(Box annotation records)
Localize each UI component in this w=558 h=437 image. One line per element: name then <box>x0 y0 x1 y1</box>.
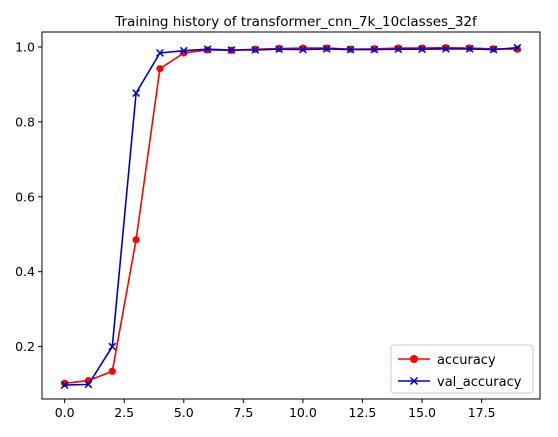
series-line-val-accuracy <box>64 46 518 386</box>
point-val-accuracy <box>179 46 188 55</box>
point-val-accuracy <box>465 44 474 53</box>
legend: accuracy val_accuracy <box>390 344 534 394</box>
point-accuracy <box>418 44 426 52</box>
point-val-accuracy <box>298 45 307 54</box>
x-tick-label: 2.5 <box>114 405 134 420</box>
point-val-accuracy <box>60 381 69 390</box>
point-val-accuracy <box>275 45 284 54</box>
point-val-accuracy <box>418 45 426 54</box>
point-val-accuracy <box>227 46 236 54</box>
point-val-accuracy <box>346 45 355 54</box>
point-val-accuracy <box>441 44 450 53</box>
y-tick-label: 0.2 <box>15 339 35 354</box>
point-val-accuracy <box>370 45 379 54</box>
y-tick-label: 0.4 <box>15 264 35 279</box>
point-val-accuracy <box>84 380 93 389</box>
point-accuracy <box>108 367 116 375</box>
point-val-accuracy <box>132 89 141 97</box>
y-tick-label: 0.8 <box>15 114 35 129</box>
series-line-accuracy <box>64 46 518 385</box>
point-val-accuracy <box>394 45 403 54</box>
y-tick-label: 1.0 <box>15 39 35 54</box>
point-val-accuracy <box>108 342 117 351</box>
x-tick-label: 0.0 <box>55 405 75 420</box>
legend-marker-val-accuracy <box>409 376 419 386</box>
y-tick-label: 0.6 <box>15 189 35 204</box>
legend-label-accuracy: accuracy <box>437 353 496 368</box>
legend-marker-accuracy <box>410 355 418 363</box>
point-accuracy <box>394 44 402 52</box>
point-accuracy <box>442 44 450 52</box>
x-tick-label: 12.5 <box>349 405 377 420</box>
point-val-accuracy <box>513 43 522 52</box>
x-tick-label: 7.5 <box>233 405 253 420</box>
series-val-accuracy <box>60 43 522 390</box>
point-val-accuracy <box>322 44 331 53</box>
point-val-accuracy <box>156 49 164 57</box>
x-tick-label: 17.5 <box>468 405 496 420</box>
x-tick-label: 15.0 <box>408 405 436 420</box>
legend-label-val-accuracy: val_accuracy <box>437 375 522 390</box>
point-accuracy <box>156 65 164 73</box>
point-val-accuracy <box>489 45 498 54</box>
y-axis: 0.2 0.4 0.6 0.8 1.0 <box>15 39 42 354</box>
x-axis: 0.0 2.5 5.0 7.5 10.0 12.5 15.0 17.5 <box>55 399 496 420</box>
point-accuracy <box>132 236 140 244</box>
chart-title: Training history of transformer_cnn_7k_1… <box>114 14 478 30</box>
series-layer <box>60 43 522 390</box>
point-val-accuracy <box>203 45 212 54</box>
point-val-accuracy <box>251 46 260 54</box>
x-tick-label: 5.0 <box>174 405 194 420</box>
x-tick-label: 10.0 <box>289 405 317 420</box>
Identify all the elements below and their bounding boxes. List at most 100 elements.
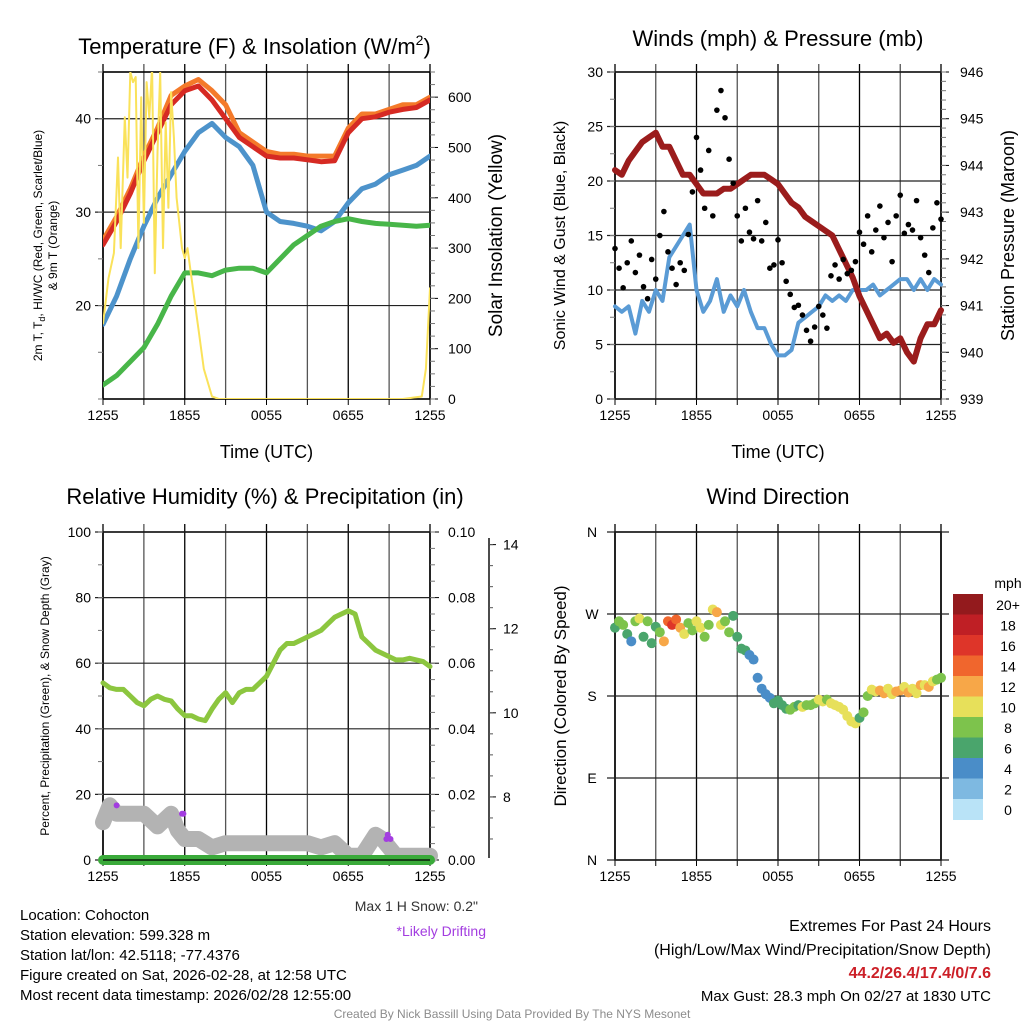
chart-title: Relative Humidity (%) & Precipitation (i… (66, 484, 463, 509)
colorbar-swatch (953, 594, 983, 615)
temperature-panel: 1255 1855 0055 0655 125520304001002003004005… (31, 32, 507, 462)
x-tick-label: 1255 (599, 868, 630, 884)
x-tick-label: 1855 (169, 868, 200, 884)
direction-point (703, 619, 714, 630)
gust-point (832, 262, 838, 268)
y3-tick-label: 14 (503, 537, 519, 553)
x-tick-label: 0655 (333, 868, 364, 884)
colorbar-label: 2 (1004, 782, 1012, 798)
gust-point (616, 265, 622, 272)
gust-point (636, 252, 643, 258)
gust-point (852, 258, 859, 265)
direction-point (911, 688, 922, 699)
gust-point (681, 267, 688, 274)
y2-axis-label: Station Pressure (Maroon) (998, 130, 1018, 341)
colorbar-swatch (953, 655, 983, 677)
x-tick-label: 1255 (414, 868, 445, 884)
colorbar-title: mph (994, 575, 1021, 591)
series-sonic-wind (613, 222, 943, 358)
direction-point (671, 614, 682, 625)
gust-point (889, 258, 895, 265)
y3-tick-label: 10 (503, 705, 519, 721)
y3-tick-label: 8 (503, 789, 511, 805)
latlon-text: Station lat/lon: 42.5118; -77.4376 (20, 947, 240, 964)
gust-point (771, 262, 777, 268)
series-rh-derived-green- (103, 216, 430, 388)
colorbar-swatch (953, 676, 983, 697)
colorbar-swatch (953, 635, 983, 656)
direction-point (748, 654, 759, 665)
series-dewpoint-wc (103, 120, 430, 327)
x-tick-label: 1855 (681, 868, 712, 884)
gust-point (767, 265, 773, 272)
direction-point (634, 613, 645, 624)
y-axis-label: 2m T, Td, HI/WC (Red, Green, Scarlet/Blu… (31, 130, 47, 361)
gust-point (840, 256, 846, 263)
gust-point (657, 232, 663, 239)
gust-point (868, 249, 875, 255)
gust-point (905, 221, 912, 228)
y2-tick-label: 600 (448, 89, 472, 105)
y2-tick-label: 500 (448, 139, 472, 155)
y-tick-label: 15 (587, 228, 603, 244)
x-tick-label: 0055 (762, 407, 793, 423)
gust-point (701, 205, 708, 212)
y-axis-label-line2: & 9m T (Orange) (46, 201, 60, 291)
y-tick-label: 20 (75, 298, 91, 314)
drifting-point (180, 810, 187, 817)
created-text: Figure created on Sat, 2026-02-28, at 12… (20, 967, 347, 984)
gust-point (807, 338, 814, 345)
direction-point (711, 607, 722, 618)
gust-point (901, 230, 908, 237)
gust-point (836, 276, 842, 282)
recent-data-text: Most recent data timestamp: 2026/02/28 1… (20, 987, 352, 1004)
gust-point (628, 238, 635, 244)
gust-point (685, 231, 692, 238)
gust-point (909, 227, 916, 233)
winds-panel: 1255 1855 0055 0655 125505101520253093994094… (552, 26, 1018, 462)
gust-point (665, 249, 671, 255)
y2-tick-label: 945 (960, 111, 984, 127)
x-tick-label: 1255 (925, 868, 956, 884)
chart-title: Winds (mph) & Pressure (mb) (633, 26, 924, 51)
colorbar-swatch (953, 614, 983, 636)
y-tick-label: 0 (595, 391, 603, 407)
y2-tick-label: 0.04 (448, 721, 475, 737)
y-tick-label: N (587, 852, 597, 868)
gust-point (710, 213, 716, 219)
gust-point (783, 278, 789, 285)
y-tick-label: 5 (595, 337, 603, 353)
colorbar-swatch (953, 778, 983, 800)
gust-point (824, 325, 830, 331)
gust-point (648, 256, 655, 263)
x-tick-label: 0055 (251, 868, 282, 884)
y2-tick-label: 939 (960, 391, 984, 407)
y2-tick-label: 940 (960, 344, 984, 360)
y-tick-label: N (587, 524, 597, 540)
gust-point (746, 229, 753, 236)
direction-point (683, 618, 694, 629)
y-tick-label: 100 (68, 524, 92, 540)
y2-tick-label: 200 (448, 290, 472, 306)
gust-point (673, 281, 679, 288)
gust-point (828, 273, 834, 279)
gust-point (730, 180, 736, 186)
direction-point (728, 610, 739, 621)
direction-point (752, 672, 763, 683)
gust-point (803, 327, 810, 334)
drifting-point (387, 835, 394, 842)
gust-point (885, 219, 891, 226)
direction-point (858, 707, 869, 718)
gust-point (795, 302, 802, 309)
direction-point (687, 625, 698, 636)
gust-point (612, 245, 618, 252)
drifting-point (113, 802, 120, 809)
x-tick-label: 1255 (87, 868, 118, 884)
gust-point (881, 234, 887, 241)
y-tick-label: 20 (75, 786, 91, 802)
max-snow-annotation: Max 1 H Snow: 0.2" (355, 898, 478, 914)
gust-point (938, 216, 944, 222)
direction-point (936, 672, 946, 683)
y-tick-label: 40 (75, 721, 91, 737)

- Exercise prompt: Print all of the records above again line for line, leaving out the picture placeholders.

- Completed task:
Localize each UI component in this w=558 h=437 image. One line per element: name then <box>x0 y0 x1 y1</box>.
series-line-val-accuracy <box>64 46 518 386</box>
point-val-accuracy <box>179 46 188 55</box>
point-val-accuracy <box>465 44 474 53</box>
legend: accuracy val_accuracy <box>390 344 534 394</box>
point-accuracy <box>418 44 426 52</box>
point-val-accuracy <box>298 45 307 54</box>
x-tick-label: 2.5 <box>114 405 134 420</box>
point-val-accuracy <box>60 381 69 390</box>
point-val-accuracy <box>275 45 284 54</box>
point-val-accuracy <box>418 45 426 54</box>
point-val-accuracy <box>227 46 236 54</box>
point-val-accuracy <box>346 45 355 54</box>
point-val-accuracy <box>441 44 450 53</box>
y-tick-label: 0.2 <box>15 339 35 354</box>
point-val-accuracy <box>370 45 379 54</box>
y-tick-label: 0.4 <box>15 264 35 279</box>
point-val-accuracy <box>84 380 93 389</box>
point-accuracy <box>108 367 116 375</box>
point-val-accuracy <box>132 89 141 97</box>
y-tick-label: 0.8 <box>15 114 35 129</box>
series-line-accuracy <box>64 46 518 385</box>
point-val-accuracy <box>394 45 403 54</box>
y-tick-label: 1.0 <box>15 39 35 54</box>
point-val-accuracy <box>108 342 117 351</box>
x-tick-label: 0.0 <box>55 405 75 420</box>
legend-marker-val-accuracy <box>409 376 419 386</box>
y-tick-label: 0.6 <box>15 189 35 204</box>
legend-label-accuracy: accuracy <box>437 353 496 368</box>
legend-marker-accuracy <box>410 355 418 363</box>
point-accuracy <box>394 44 402 52</box>
point-accuracy <box>442 44 450 52</box>
x-tick-label: 12.5 <box>349 405 377 420</box>
point-val-accuracy <box>513 43 522 52</box>
x-tick-label: 7.5 <box>233 405 253 420</box>
series-val-accuracy <box>60 43 522 390</box>
point-val-accuracy <box>322 44 331 53</box>
point-val-accuracy <box>156 49 164 57</box>
x-tick-label: 17.5 <box>468 405 496 420</box>
x-tick-label: 15.0 <box>408 405 436 420</box>
legend-label-val-accuracy: val_accuracy <box>437 375 522 390</box>
point-accuracy <box>156 65 164 73</box>
point-val-accuracy <box>489 45 498 54</box>
y-axis: 0.2 0.4 0.6 0.8 1.0 <box>15 39 42 354</box>
x-axis: 0.0 2.5 5.0 7.5 10.0 12.5 15.0 17.5 <box>55 399 496 420</box>
point-accuracy <box>132 236 140 244</box>
chart-title: Training history of transformer_cnn_7k_1… <box>114 14 478 30</box>
series-layer <box>60 43 522 390</box>
point-val-accuracy <box>203 45 212 54</box>
point-val-accuracy <box>251 46 260 54</box>
x-tick-label: 5.0 <box>174 405 194 420</box>
x-tick-label: 10.0 <box>289 405 317 420</box>
Identify all the elements below and their bounding boxes. List at most 100 elements.
chart-title: Relative Humidity (%) & Precipitation (i… (66, 484, 463, 509)
colorbar-swatch (953, 594, 983, 615)
temperature-panel: 1255 1855 0055 0655 125520304001002003004005… (31, 32, 507, 462)
x-tick-label: 1255 (599, 868, 630, 884)
x-tick-label: 1855 (169, 868, 200, 884)
direction-point (703, 619, 714, 630)
gust-point (832, 262, 838, 268)
y3-tick-label: 14 (503, 537, 519, 553)
x-tick-label: 0655 (333, 868, 364, 884)
colorbar-label: 2 (1004, 782, 1012, 798)
gust-point (616, 265, 622, 272)
gust-point (636, 252, 643, 258)
gust-point (852, 258, 859, 265)
direction-point (911, 688, 922, 699)
gust-point (681, 267, 688, 274)
y2-axis-label: Station Pressure (Maroon) (998, 130, 1018, 341)
colorbar-swatch (953, 655, 983, 677)
x-tick-label: 1255 (414, 868, 445, 884)
colorbar-title: mph (994, 575, 1021, 591)
series-sonic-wind (613, 222, 943, 358)
direction-point (671, 614, 682, 625)
gust-point (889, 258, 895, 265)
y3-tick-label: 10 (503, 705, 519, 721)
y3-tick-label: 8 (503, 789, 511, 805)
latlon-text: Station lat/lon: 42.5118; -77.4376 (20, 947, 240, 964)
gust-point (771, 262, 777, 268)
series-rh-derived-green- (103, 216, 430, 388)
colorbar-swatch (953, 676, 983, 697)
colorbar-swatch (953, 635, 983, 656)
direction-point (748, 654, 759, 665)
series-dewpoint-wc (103, 120, 430, 327)
x-tick-label: 1855 (681, 868, 712, 884)
gust-point (767, 265, 773, 272)
direction-point (634, 613, 645, 624)
y-axis-label: 2m T, Td, HI/WC (Red, Green, Scarlet/Blu… (31, 130, 47, 361)
gust-point (840, 256, 846, 263)
gust-point (657, 232, 663, 239)
gust-point (868, 249, 875, 255)
gust-point (905, 221, 912, 228)
y2-tick-label: 600 (448, 89, 472, 105)
y2-tick-label: 500 (448, 139, 472, 155)
y-tick-label: 15 (587, 228, 603, 244)
x-tick-label: 0055 (762, 407, 793, 423)
gust-point (701, 205, 708, 212)
y-axis-label-line2: & 9m T (Orange) (46, 201, 60, 291)
y-tick-label: 20 (75, 298, 91, 314)
drifting-point (180, 810, 187, 817)
created-text: Figure created on Sat, 2026-02-28, at 12… (20, 967, 347, 984)
gust-point (807, 338, 814, 345)
direction-point (711, 607, 722, 618)
gust-point (901, 230, 908, 237)
gust-point (836, 276, 842, 282)
recent-data-text: Most recent data timestamp: 2026/02/28 1… (20, 987, 352, 1004)
gust-point (628, 238, 635, 244)
gust-point (685, 231, 692, 238)
gust-point (909, 227, 916, 233)
winds-panel: 1255 1855 0055 0655 125505101520253093994094… (552, 26, 1018, 462)
gust-point (665, 249, 671, 255)
y2-tick-label: 945 (960, 111, 984, 127)
x-tick-label: 1255 (925, 868, 956, 884)
chart-title: Winds (mph) & Pressure (mb) (633, 26, 924, 51)
colorbar-swatch (953, 614, 983, 636)
y-tick-label: 0 (595, 391, 603, 407)
y2-tick-label: 0.04 (448, 721, 475, 737)
y-tick-label: N (587, 852, 597, 868)
gust-point (710, 213, 716, 219)
gust-point (783, 278, 789, 285)
y-tick-label: 5 (595, 337, 603, 353)
colorbar-swatch (953, 778, 983, 800)
gust-point (824, 325, 830, 331)
gust-point (648, 256, 655, 263)
x-tick-label: 0055 (251, 868, 282, 884)
y2-tick-label: 939 (960, 391, 984, 407)
y2-tick-label: 940 (960, 344, 984, 360)
y-tick-label: N (587, 524, 597, 540)
gust-point (746, 229, 753, 236)
direction-point (683, 618, 694, 629)
y-tick-label: 100 (68, 524, 92, 540)
y2-tick-label: 200 (448, 290, 472, 306)
gust-point (673, 281, 679, 288)
gust-point (828, 273, 834, 279)
gust-point (730, 180, 736, 186)
direction-point (728, 610, 739, 621)
direction-point (752, 672, 763, 683)
gust-point (803, 327, 810, 334)
drifting-point (387, 835, 394, 842)
gust-point (885, 219, 891, 226)
direction-point (858, 707, 869, 718)
gust-point (795, 302, 802, 309)
direction-point (687, 625, 698, 636)
gust-point (612, 245, 618, 252)
drifting-point (113, 802, 120, 809)
x-tick-label: 1255 (87, 868, 118, 884)
gust-point (881, 234, 887, 241)
y-tick-label: 20 (75, 786, 91, 802)
max-snow-annotation: Max 1 H Snow: 0.2" (355, 898, 478, 914)
gust-point (938, 216, 944, 222)
direction-point (936, 672, 946, 683)
y-tick-label: 40 (75, 721, 91, 737)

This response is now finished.